ТЕКСТ:
────────

В последние годы Горький все отчетливее ощущал, что происходит вокруг него что-то странное, труднообъяснимое. Словно какие-то недобрые силы неумолимо затягивают и затягивают петлю, все более ограничивающую свободу движений. Какой-то гордиев узел… А у него уже нет сил, чтоб поднять меч и разрубить его. А развязать — развязать такой узел вообще невозможно.
Как-то позвонил старый друг еще по издательству «Знание» Константин Петрович Пятницкий. Сообщил с недоумением и тревогой, что приходили, забрали всю его переписку с Горьким. Возмутился, имел объяснение с Ягодой. «Все уладим, не беспокойтесь, Алексей Максимович!» Но какого черта: надо не улаживать, а не допускать таких нелепостей вообще!
Или — совсем другая история. В общем — приятная. Но и тут в бочку меда не забыли влить ложку качественного «ароматного» дегтя. Это — приезд Герберта Уэллса.
Приглашая его в Советский Союз, Сталин прекрасно понимал, что ставит Горького в двусмысленное положение… Впрочем, как всегда, Сталин одним разом, одновременно решал несколько задач…
Начать с того, что Уэллс уже бывал в Союзе, причем в самые трудные времена, в голодном и холодном 1920 году. Тогда он нанес визит Ленину, назвав его кремлевским мечтателем и написав потом книгу «Россия во мгле».
Теперь, успешно наращивая темпы индустриализации, страна уверенно освещала свой путь в будущее заревом многих электростанций, огнями могучих заводов и фабрик…
Тогда, в 1920-м, Уэллс остановился у своего друга, в Петербурге, на Кронверкском. Там и произошло его знакомство с Марией Игнатьевной Закревской-Будберг, незадолго до приезда Уэллса вошедшей в горьковский дом. Она отлично знала английский и служила Горькому и Уэллсу переводчицей в их многочасовых беседах.
О, им было что вспомнить! Может быть, именно Уэллс оказался первым европейским литератором, которого с Горьким связало личное знакомство. Случилось это еще в 1906 году в Америке, куда Горький приехал по заданию партии для сбора средств. Тогда пресса всячески раздувала скандал вокруг того, что брак Горького и Марии Федоровны Андреевой не зарегистрирован.

────────

ПРЕДОСТАВЛЕННЫЕ ЗАПИСИ:

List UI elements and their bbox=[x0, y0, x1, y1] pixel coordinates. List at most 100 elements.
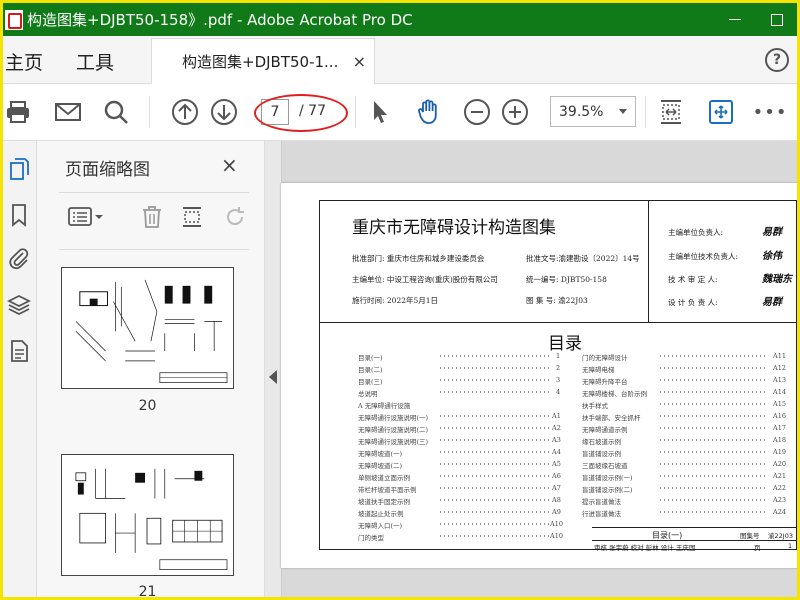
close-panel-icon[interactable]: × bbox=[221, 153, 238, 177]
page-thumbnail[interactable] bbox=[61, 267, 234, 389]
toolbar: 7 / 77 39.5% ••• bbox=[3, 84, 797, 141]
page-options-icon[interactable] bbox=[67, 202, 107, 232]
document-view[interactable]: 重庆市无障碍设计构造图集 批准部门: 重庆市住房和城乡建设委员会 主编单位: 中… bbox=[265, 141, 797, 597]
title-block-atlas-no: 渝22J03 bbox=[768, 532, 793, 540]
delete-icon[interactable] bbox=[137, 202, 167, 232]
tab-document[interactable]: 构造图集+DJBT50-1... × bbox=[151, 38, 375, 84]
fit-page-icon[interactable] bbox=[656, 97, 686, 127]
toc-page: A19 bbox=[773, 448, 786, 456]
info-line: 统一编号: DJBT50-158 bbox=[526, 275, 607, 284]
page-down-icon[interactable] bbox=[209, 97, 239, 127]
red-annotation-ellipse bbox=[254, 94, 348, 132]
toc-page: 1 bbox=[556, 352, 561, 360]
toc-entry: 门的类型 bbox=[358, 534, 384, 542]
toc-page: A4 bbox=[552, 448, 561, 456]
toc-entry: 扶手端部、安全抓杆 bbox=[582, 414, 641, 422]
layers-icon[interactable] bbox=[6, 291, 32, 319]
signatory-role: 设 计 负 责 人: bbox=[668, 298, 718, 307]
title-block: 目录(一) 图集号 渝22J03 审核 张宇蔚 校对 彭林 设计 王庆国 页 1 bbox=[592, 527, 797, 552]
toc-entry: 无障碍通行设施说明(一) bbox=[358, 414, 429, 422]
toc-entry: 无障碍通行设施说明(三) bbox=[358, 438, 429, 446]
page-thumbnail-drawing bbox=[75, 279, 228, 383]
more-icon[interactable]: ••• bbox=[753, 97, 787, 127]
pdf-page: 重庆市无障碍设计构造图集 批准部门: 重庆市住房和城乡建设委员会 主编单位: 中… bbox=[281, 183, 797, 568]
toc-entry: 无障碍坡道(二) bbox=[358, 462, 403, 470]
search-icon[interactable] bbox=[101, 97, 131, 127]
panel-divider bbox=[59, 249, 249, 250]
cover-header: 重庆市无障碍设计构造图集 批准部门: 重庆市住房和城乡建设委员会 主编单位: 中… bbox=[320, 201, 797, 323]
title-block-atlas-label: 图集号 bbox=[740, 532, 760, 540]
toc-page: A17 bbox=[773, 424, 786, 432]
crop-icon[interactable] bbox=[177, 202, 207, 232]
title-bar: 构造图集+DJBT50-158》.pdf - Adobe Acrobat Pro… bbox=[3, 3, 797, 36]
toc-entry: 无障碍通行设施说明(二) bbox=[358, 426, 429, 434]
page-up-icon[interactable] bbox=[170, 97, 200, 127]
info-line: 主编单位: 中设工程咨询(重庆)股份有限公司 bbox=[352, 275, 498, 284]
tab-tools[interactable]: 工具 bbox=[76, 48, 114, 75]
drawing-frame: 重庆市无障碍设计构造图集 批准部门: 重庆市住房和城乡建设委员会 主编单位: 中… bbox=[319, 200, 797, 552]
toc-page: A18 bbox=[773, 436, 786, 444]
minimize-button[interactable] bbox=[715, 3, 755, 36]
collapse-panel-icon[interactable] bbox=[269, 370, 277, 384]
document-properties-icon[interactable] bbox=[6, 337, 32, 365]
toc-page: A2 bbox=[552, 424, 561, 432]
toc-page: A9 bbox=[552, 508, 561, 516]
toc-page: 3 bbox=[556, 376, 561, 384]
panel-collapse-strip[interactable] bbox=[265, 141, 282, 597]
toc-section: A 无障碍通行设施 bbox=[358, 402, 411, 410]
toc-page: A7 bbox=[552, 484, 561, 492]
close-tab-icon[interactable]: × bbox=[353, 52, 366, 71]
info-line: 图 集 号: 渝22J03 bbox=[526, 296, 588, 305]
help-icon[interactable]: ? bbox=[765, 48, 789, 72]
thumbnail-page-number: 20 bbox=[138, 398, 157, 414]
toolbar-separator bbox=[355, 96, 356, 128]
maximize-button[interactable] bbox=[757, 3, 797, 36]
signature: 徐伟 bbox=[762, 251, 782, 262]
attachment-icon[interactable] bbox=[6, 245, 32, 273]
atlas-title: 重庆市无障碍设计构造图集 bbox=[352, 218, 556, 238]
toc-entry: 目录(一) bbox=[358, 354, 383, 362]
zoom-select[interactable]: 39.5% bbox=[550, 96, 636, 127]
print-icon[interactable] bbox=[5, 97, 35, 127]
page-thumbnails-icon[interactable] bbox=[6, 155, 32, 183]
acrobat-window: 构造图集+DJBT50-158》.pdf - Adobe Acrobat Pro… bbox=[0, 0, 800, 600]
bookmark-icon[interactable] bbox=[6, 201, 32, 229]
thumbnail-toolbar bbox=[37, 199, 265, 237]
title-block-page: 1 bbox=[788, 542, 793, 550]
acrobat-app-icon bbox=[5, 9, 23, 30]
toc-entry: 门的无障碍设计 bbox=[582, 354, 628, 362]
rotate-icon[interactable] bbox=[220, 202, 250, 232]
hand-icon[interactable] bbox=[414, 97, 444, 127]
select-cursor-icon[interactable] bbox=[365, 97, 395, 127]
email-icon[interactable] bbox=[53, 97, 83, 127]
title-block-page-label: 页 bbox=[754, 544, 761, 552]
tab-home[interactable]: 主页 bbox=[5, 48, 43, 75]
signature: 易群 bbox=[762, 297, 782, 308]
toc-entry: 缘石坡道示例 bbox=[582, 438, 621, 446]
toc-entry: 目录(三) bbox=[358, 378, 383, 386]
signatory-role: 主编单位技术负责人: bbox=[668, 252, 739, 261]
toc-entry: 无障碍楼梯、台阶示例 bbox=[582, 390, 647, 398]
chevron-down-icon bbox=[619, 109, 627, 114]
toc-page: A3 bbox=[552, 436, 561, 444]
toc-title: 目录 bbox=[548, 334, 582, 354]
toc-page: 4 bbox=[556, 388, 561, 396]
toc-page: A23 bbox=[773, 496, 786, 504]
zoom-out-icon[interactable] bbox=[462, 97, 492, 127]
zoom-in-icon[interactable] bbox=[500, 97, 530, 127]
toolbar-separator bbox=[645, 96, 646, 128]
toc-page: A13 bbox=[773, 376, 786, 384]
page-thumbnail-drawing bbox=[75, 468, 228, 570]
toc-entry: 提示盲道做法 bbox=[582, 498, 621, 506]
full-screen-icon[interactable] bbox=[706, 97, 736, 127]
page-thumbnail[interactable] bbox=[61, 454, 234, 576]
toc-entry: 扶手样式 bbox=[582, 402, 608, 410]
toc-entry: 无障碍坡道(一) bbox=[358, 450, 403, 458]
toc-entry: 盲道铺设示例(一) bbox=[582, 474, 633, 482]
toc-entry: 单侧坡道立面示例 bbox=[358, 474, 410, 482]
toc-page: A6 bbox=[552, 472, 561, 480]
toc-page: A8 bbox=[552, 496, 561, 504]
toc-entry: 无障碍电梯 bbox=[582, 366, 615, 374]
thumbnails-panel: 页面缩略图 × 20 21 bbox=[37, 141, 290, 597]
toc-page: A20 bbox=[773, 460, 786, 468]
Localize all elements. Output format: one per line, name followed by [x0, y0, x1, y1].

────────

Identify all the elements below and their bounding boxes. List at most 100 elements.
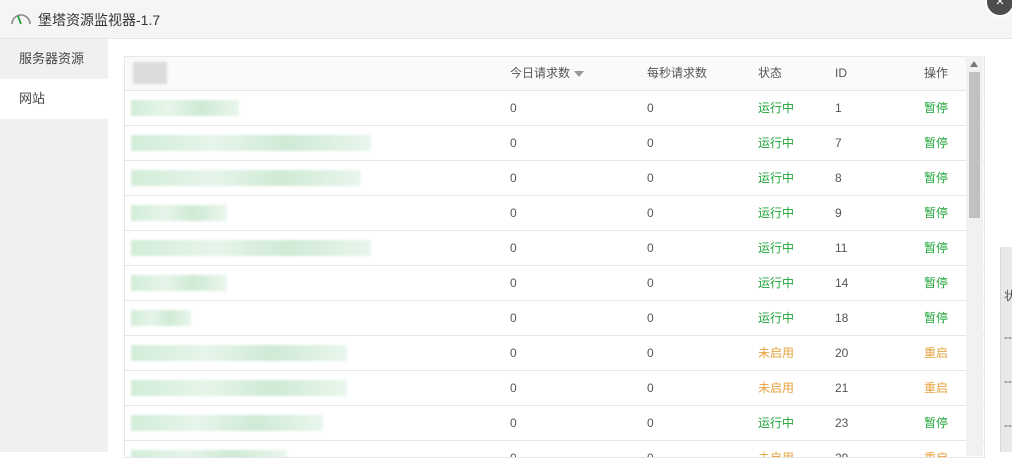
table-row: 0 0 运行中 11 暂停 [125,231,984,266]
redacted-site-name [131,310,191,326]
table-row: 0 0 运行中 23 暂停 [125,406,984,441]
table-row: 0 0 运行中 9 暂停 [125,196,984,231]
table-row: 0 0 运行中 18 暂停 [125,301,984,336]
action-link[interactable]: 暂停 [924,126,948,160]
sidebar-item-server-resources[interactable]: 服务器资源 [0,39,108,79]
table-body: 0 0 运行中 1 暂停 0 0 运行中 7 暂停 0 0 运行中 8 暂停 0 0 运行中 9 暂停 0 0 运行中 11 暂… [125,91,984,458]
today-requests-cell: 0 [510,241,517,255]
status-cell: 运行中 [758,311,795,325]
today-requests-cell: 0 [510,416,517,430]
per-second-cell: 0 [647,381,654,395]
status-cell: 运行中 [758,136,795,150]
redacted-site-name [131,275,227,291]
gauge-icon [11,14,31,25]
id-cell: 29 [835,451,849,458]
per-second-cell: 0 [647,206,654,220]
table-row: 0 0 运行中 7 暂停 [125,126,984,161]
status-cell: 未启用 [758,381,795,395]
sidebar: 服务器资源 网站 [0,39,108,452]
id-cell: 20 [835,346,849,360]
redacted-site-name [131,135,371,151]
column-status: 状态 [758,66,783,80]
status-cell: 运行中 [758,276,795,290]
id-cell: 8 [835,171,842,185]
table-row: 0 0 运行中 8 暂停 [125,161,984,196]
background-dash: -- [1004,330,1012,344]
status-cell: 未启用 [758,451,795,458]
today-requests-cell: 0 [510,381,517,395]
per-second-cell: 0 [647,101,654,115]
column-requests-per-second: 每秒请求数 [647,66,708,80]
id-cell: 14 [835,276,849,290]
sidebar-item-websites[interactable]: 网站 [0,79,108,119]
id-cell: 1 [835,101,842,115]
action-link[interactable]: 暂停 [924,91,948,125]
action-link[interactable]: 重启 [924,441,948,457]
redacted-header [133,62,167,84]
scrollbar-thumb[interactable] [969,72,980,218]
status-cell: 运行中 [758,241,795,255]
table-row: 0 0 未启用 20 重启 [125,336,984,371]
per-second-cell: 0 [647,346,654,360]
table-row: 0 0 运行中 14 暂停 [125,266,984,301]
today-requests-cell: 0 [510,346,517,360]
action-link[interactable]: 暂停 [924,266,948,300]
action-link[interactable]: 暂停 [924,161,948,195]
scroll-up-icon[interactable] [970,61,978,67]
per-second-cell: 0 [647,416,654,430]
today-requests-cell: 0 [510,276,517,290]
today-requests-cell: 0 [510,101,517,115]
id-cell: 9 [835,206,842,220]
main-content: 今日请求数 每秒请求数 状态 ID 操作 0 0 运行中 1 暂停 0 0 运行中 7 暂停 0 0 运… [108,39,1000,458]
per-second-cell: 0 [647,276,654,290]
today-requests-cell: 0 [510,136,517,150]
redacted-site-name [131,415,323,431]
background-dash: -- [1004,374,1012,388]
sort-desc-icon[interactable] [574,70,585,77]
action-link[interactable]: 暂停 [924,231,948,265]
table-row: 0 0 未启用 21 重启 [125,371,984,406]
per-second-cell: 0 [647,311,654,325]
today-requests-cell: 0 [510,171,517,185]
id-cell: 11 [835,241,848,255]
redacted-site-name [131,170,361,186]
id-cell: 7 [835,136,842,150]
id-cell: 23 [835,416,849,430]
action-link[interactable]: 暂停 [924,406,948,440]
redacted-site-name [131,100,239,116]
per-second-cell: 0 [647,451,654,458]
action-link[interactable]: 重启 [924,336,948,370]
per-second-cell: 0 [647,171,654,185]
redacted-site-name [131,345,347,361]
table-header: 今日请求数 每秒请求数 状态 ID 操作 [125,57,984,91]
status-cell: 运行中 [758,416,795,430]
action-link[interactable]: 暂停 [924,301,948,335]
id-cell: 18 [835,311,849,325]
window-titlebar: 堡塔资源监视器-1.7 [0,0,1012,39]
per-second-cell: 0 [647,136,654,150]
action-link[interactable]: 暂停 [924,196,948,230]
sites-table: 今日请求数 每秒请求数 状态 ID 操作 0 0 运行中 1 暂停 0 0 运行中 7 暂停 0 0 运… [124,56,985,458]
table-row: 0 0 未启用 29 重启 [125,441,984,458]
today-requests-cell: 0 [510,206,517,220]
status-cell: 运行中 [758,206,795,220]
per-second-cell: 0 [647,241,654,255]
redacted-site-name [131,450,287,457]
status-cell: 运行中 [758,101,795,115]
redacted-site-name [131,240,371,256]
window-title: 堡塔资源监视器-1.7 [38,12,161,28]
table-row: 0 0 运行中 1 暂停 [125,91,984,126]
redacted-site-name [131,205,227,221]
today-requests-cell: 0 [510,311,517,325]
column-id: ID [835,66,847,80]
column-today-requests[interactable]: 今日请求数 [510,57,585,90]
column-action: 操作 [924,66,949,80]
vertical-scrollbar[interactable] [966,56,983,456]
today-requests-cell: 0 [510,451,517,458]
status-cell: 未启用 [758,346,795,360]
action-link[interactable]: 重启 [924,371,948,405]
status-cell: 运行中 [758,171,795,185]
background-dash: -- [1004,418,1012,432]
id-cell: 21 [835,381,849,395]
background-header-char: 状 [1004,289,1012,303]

────────

ЗАДАНИЕ: Повтори слово в слово отрывок текста о Горьком, начиная с «Приглашая его в» и заканчивая «их многочасовых беседах.».

ОТВЕТ НИЖЕ:
Приглашая его в Советский Союз, Сталин прекрасно понимал, что ставит Горького в двусмысленное положение… Впрочем, как всегда, Сталин одним разом, одновременно решал несколько задач…
Начать с того, что Уэллс уже бывал в Союзе, причем в самые трудные времена, в голодном и холодном 1920 году. Тогда он нанес визит Ленину, назвав его кремлевским мечтателем и написав потом книгу «Россия во мгле».
Теперь, успешно наращивая темпы индустриализации, страна уверенно освещала свой путь в будущее заревом многих электростанций, огнями могучих заводов и фабрик…
Тогда, в 1920-м, Уэллс остановился у своего друга, в Петербурге, на Кронверкском. Там и произошло его знакомство с Марией Игнатьевной Закревской-Будберг, незадолго до приезда Уэллса вошедшей в горьковский дом. Она отлично знала английский и служила Горькому и Уэллсу переводчицей в их многочасовых беседах.